Extract all lines that hold "JSON" from the records below.

━━━━━━

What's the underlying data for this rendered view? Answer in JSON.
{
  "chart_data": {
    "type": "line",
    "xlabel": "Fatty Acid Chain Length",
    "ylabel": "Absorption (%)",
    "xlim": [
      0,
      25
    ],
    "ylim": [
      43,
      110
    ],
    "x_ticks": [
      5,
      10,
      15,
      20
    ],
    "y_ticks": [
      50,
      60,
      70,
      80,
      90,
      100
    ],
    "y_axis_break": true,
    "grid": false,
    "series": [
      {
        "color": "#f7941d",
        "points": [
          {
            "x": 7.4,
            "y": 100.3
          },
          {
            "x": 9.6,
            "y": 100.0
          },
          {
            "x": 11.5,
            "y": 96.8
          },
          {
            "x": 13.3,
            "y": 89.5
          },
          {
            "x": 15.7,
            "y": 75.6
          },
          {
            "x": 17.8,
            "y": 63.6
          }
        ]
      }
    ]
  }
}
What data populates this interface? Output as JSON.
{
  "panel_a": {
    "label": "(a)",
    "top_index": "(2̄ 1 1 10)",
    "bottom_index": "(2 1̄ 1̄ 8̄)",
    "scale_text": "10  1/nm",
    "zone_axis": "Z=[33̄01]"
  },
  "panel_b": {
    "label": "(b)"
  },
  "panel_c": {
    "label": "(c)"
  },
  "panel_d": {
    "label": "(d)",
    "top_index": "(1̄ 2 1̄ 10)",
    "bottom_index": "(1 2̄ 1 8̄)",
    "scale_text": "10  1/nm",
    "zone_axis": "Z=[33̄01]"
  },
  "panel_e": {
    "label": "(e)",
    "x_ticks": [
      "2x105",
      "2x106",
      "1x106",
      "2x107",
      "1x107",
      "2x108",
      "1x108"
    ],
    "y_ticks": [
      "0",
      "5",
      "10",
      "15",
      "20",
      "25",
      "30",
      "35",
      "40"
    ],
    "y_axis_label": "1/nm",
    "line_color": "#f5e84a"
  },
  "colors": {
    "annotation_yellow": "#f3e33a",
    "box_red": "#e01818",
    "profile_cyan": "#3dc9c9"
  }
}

━━━━━━

### Answer in full
What's the underlying data for this rendered view? Answer in JSON.
What data populates this interface? Output as JSON.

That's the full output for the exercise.